Request:
Count every line in the entries that contains "dell". Report that count alone.

Information supplied:
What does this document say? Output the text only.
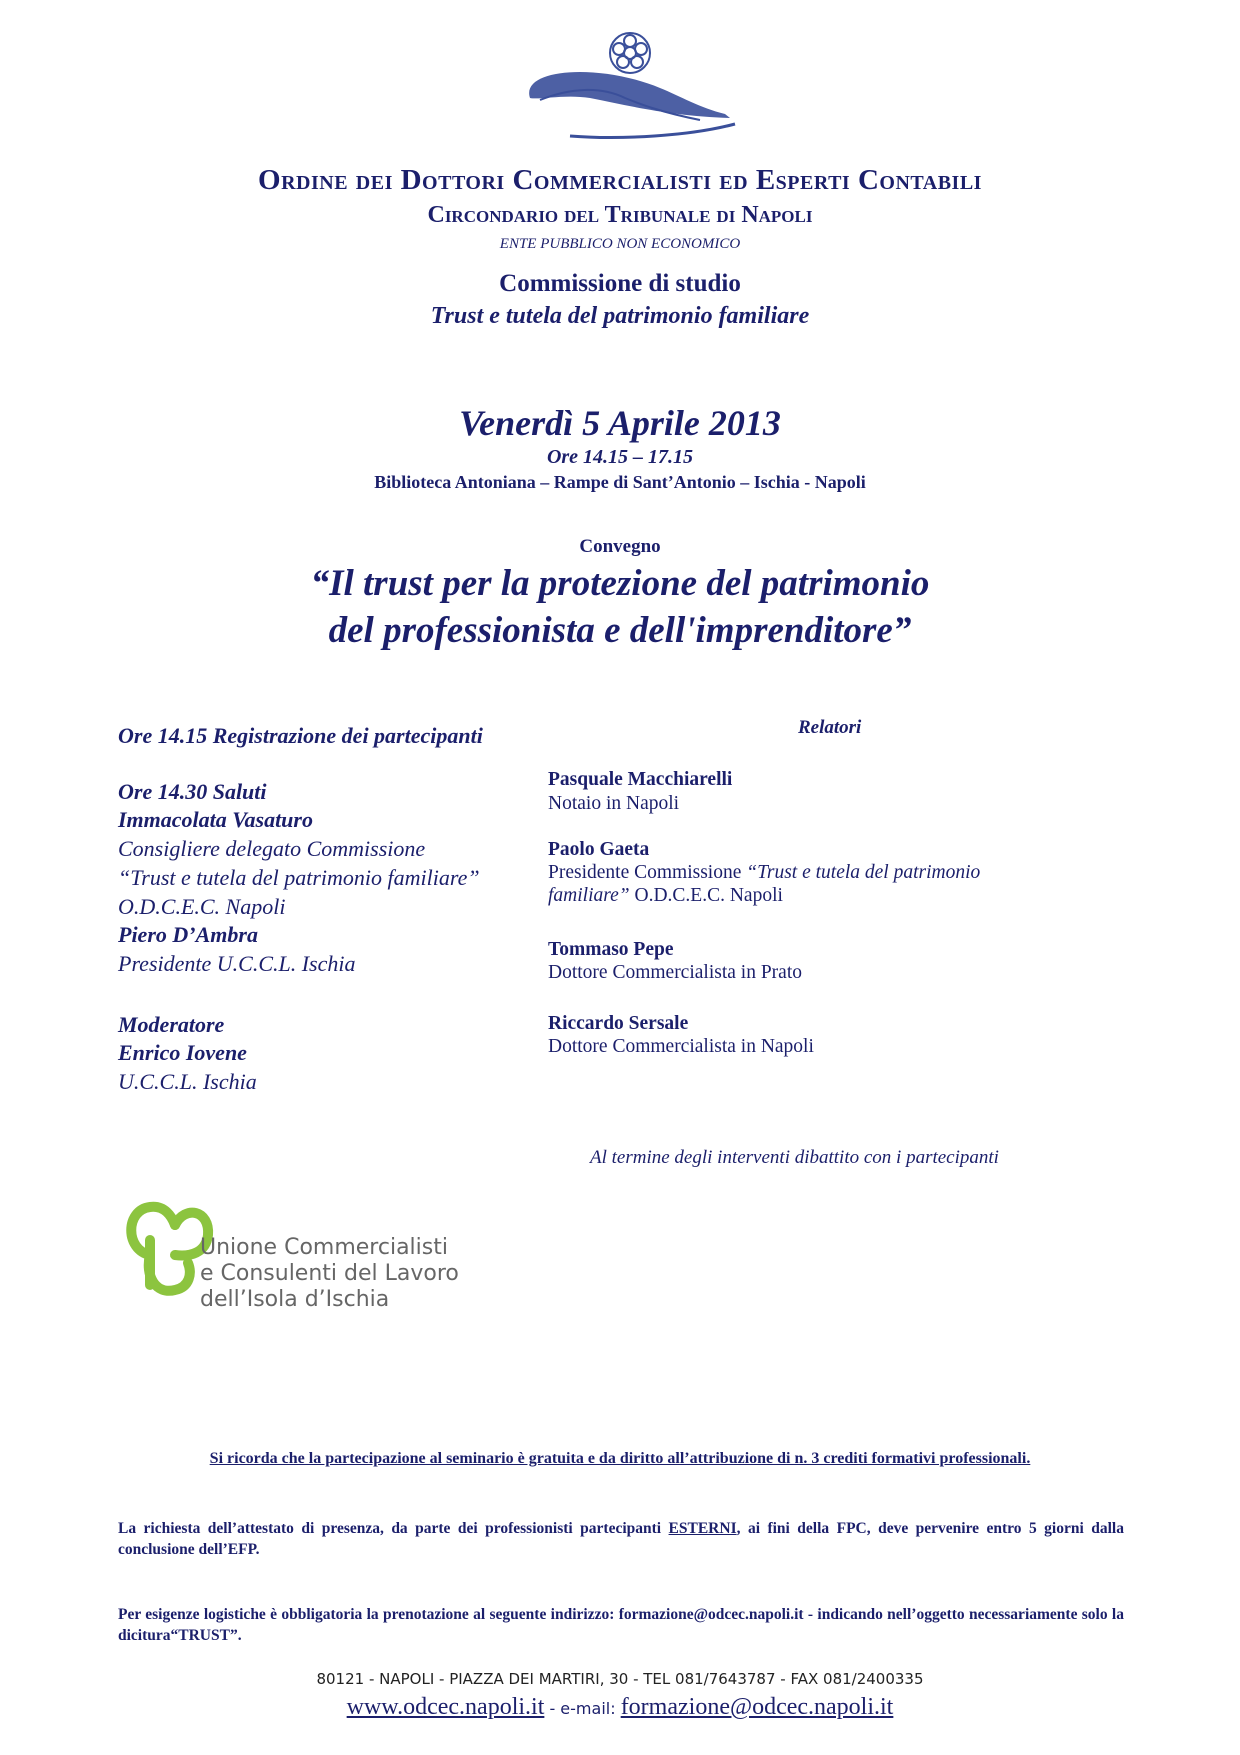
Ordine dei Dottori Commercialisti ed Esperti Contabili
Circondario del Tribunale di Napoli
ENTE PUBBLICO NON ECONOMICO
Commissione di studio
Trust e tutela del patrimonio familiare
Venerdì 5 Aprile 2013
Ore 14.15 – 17.15
Biblioteca Antoniana – Rampe di Sant’Antonio – Ischia - Napoli
Convegno
“Il trust per la protezione del patrimonio
del professionista e dell'imprenditore”
Ore 14.15 Registrazione dei partecipanti
Ore 14.30 Saluti
Immacolata Vasaturo
Consigliere delegato Commissione
“Trust e tutela del patrimonio familiare”
O.D.C.E.C. Napoli
Piero D’Ambra
Presidente U.C.C.L. Ischia
Moderatore
Enrico Iovene
U.C.C.L. Ischia
Relatori
Pasquale Macchiarelli
Notaio in Napoli
Paolo Gaeta
Presidente Commissione “Trust e tutela del patrimonio
familiare” O.D.C.E.C. Napoli
Tommaso Pepe
Dottore Commercialista in Prato
Riccardo Sersale
Dottore Commercialista in Napoli
Al termine degli interventi dibattito con i partecipanti
Unione Commercialisti
e Consulenti del Lavoro
dell’Isola d’Ischia
Si ricorda che la partecipazione al seminario è gratuita e da diritto all’attribuzione di n. 3 crediti formativi professionali.
La richiesta dell’attestato di presenza, da parte dei professionisti partecipanti ESTERNI, ai fini della FPC, deve pervenire entro 5 giorni dalla conclusione dell’EFP.
Per esigenze logistiche è obbligatoria la prenotazione al seguente indirizzo: formazione@odcec.napoli.it - indicando nell’oggetto necessariamente solo la dicitura“TRUST”.
80121 - NAPOLI - PIAZZA DEI MARTIRI, 30 - TEL 081/7643787 - FAX 081/2400335
www.odcec.napoli.it - e-mail: formazione@odcec.napoli.it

Exercise solution:
3